Directions for this task:
Exactly and only the lines from the line holding "Parse this screenshot: output" to the end of the records should be reproduced. Leave pictures out.

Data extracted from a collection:
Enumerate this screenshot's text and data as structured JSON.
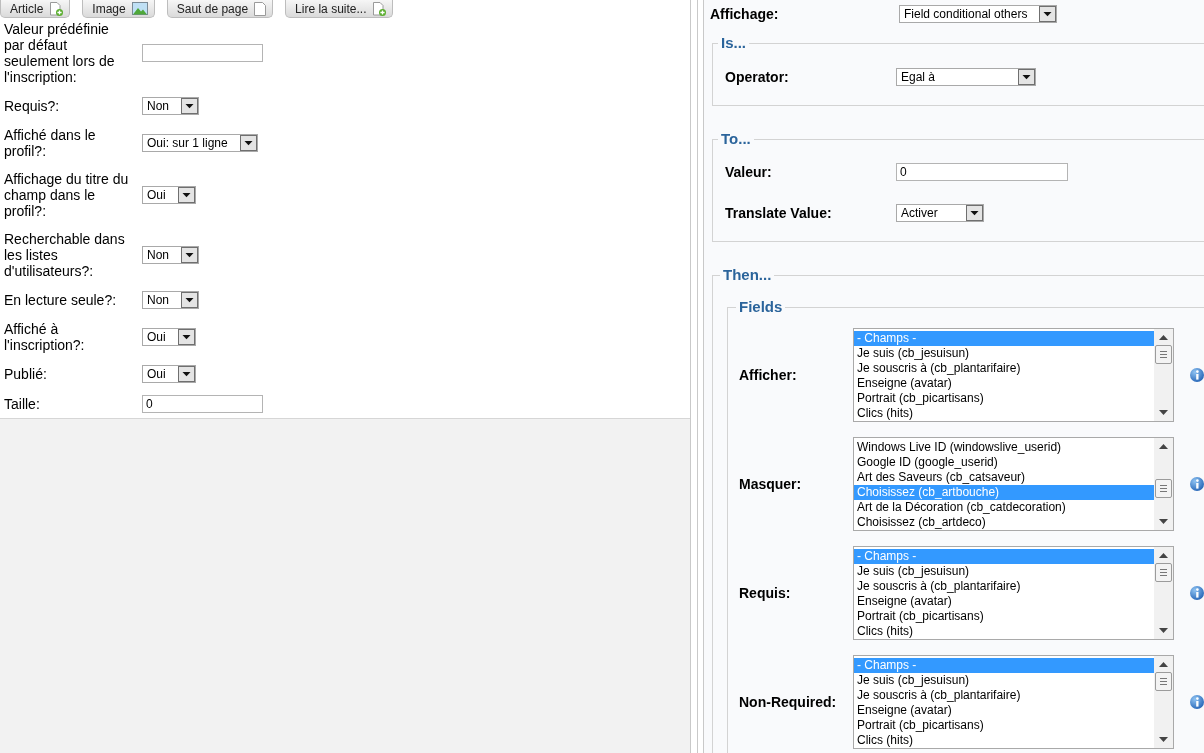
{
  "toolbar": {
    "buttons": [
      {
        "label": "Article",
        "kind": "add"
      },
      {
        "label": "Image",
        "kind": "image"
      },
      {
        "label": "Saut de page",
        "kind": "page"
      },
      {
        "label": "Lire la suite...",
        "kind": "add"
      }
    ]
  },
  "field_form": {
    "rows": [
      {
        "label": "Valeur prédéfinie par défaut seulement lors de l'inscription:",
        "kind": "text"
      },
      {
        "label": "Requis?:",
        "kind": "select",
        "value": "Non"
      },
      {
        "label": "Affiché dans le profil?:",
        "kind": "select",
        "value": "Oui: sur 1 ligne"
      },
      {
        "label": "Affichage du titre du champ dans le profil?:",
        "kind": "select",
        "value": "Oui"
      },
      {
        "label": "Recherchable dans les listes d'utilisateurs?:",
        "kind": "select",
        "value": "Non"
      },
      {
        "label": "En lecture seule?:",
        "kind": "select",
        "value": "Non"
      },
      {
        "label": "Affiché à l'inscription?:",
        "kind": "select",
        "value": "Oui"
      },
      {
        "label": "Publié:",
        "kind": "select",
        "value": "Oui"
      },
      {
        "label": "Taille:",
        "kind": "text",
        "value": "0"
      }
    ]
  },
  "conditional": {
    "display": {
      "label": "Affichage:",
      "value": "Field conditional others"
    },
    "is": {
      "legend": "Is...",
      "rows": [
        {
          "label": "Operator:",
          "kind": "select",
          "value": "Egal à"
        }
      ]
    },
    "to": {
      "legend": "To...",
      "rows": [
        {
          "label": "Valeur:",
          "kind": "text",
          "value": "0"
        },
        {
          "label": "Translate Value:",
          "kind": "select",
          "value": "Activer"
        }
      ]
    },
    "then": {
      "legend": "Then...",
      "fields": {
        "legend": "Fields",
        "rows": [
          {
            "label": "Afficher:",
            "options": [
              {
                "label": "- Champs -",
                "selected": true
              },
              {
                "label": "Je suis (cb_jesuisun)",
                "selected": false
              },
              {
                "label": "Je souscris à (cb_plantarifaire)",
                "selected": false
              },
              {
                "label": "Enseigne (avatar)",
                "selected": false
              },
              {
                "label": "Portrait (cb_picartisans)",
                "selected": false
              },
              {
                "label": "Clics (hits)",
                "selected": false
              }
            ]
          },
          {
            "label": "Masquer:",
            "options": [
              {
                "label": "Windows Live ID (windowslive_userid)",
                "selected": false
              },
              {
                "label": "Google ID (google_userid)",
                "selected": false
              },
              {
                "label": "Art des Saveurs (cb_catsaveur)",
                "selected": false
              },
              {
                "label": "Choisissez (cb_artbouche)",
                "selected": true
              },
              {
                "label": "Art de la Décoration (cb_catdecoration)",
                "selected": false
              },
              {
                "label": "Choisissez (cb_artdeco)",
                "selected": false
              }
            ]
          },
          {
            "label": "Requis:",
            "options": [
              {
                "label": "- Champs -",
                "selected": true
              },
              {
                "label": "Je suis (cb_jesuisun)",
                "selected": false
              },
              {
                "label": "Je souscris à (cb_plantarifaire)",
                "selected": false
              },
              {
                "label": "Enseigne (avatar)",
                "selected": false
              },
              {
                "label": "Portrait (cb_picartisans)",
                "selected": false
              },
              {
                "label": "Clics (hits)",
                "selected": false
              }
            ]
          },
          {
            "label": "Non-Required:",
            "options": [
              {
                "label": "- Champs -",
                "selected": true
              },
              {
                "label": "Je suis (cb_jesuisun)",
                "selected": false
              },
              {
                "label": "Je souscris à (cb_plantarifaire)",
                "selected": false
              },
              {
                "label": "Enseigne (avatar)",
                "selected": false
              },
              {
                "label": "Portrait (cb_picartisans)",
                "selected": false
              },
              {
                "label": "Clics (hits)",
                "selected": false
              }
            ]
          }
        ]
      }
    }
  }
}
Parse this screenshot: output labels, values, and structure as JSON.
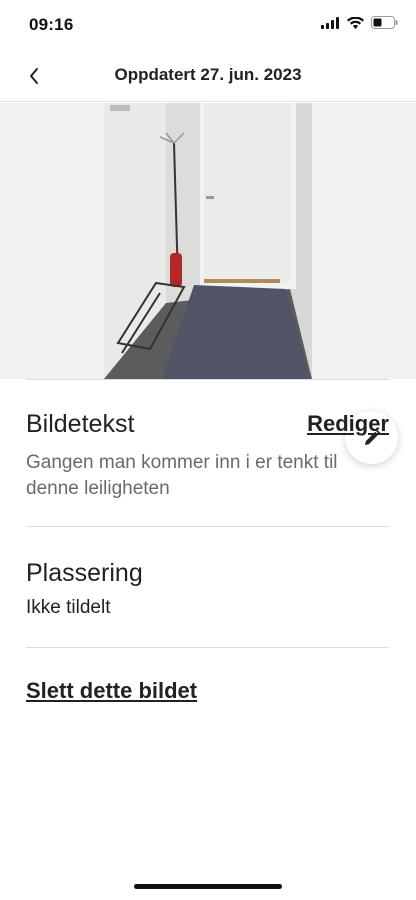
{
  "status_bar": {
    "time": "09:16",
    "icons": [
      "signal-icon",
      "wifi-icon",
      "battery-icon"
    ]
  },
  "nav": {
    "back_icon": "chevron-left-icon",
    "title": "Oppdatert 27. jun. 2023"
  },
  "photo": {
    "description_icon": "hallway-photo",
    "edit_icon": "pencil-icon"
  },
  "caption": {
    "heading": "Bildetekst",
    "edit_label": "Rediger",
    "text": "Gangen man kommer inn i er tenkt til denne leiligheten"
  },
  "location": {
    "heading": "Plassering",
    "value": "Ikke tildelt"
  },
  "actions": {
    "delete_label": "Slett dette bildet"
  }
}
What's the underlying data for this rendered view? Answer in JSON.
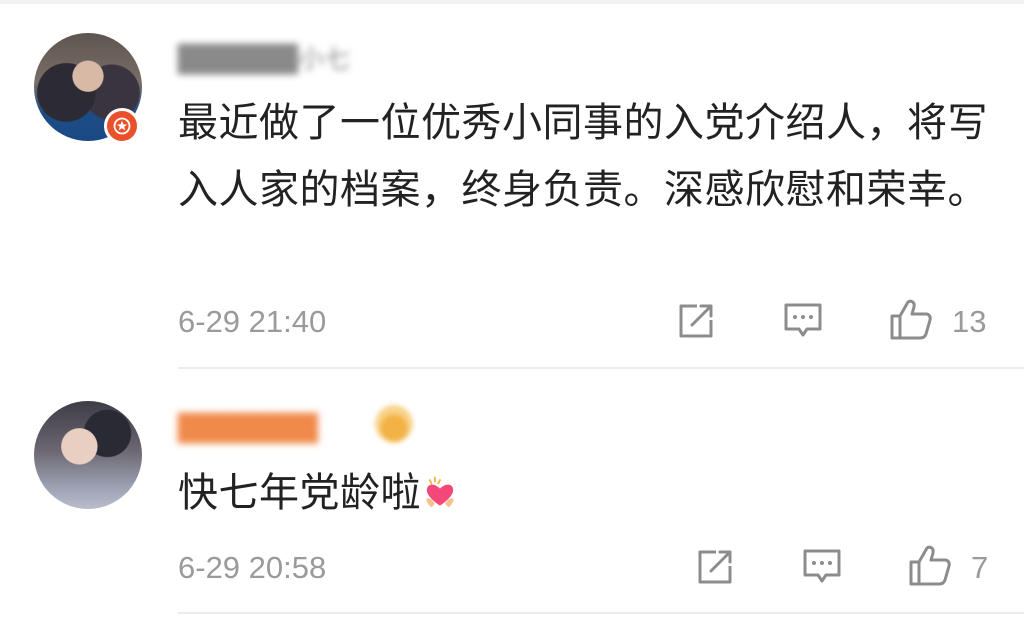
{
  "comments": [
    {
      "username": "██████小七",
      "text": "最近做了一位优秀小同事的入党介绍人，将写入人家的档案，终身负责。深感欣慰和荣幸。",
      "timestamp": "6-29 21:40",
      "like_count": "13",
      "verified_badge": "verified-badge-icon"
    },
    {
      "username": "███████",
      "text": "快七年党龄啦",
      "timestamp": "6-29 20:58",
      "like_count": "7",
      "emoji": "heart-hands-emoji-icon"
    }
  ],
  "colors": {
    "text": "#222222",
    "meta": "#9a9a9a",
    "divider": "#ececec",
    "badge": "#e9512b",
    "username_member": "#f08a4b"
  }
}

Task answer:
Parse this screenshot: output labels, values, and structure as JSON.
{
  "status_bar": {
    "time": "09:16",
    "icons": [
      "signal-icon",
      "wifi-icon",
      "battery-icon"
    ]
  },
  "nav": {
    "back_icon": "chevron-left-icon",
    "title": "Oppdatert 27. jun. 2023"
  },
  "photo": {
    "description_icon": "hallway-photo",
    "edit_icon": "pencil-icon"
  },
  "caption": {
    "heading": "Bildetekst",
    "edit_label": "Rediger",
    "text": "Gangen man kommer inn i er tenkt til denne leiligheten"
  },
  "location": {
    "heading": "Plassering",
    "value": "Ikke tildelt"
  },
  "actions": {
    "delete_label": "Slett dette bildet"
  }
}
What's the underlying data for this rendered view? Answer in JSON.
{
  "comments": [
    {
      "username": "██████小七",
      "text": "最近做了一位优秀小同事的入党介绍人，将写入人家的档案，终身负责。深感欣慰和荣幸。",
      "timestamp": "6-29 21:40",
      "like_count": "13",
      "verified_badge": "verified-badge-icon"
    },
    {
      "username": "███████",
      "text": "快七年党龄啦",
      "timestamp": "6-29 20:58",
      "like_count": "7",
      "emoji": "heart-hands-emoji-icon"
    }
  ],
  "colors": {
    "text": "#222222",
    "meta": "#9a9a9a",
    "divider": "#ececec",
    "badge": "#e9512b",
    "username_member": "#f08a4b"
  }
}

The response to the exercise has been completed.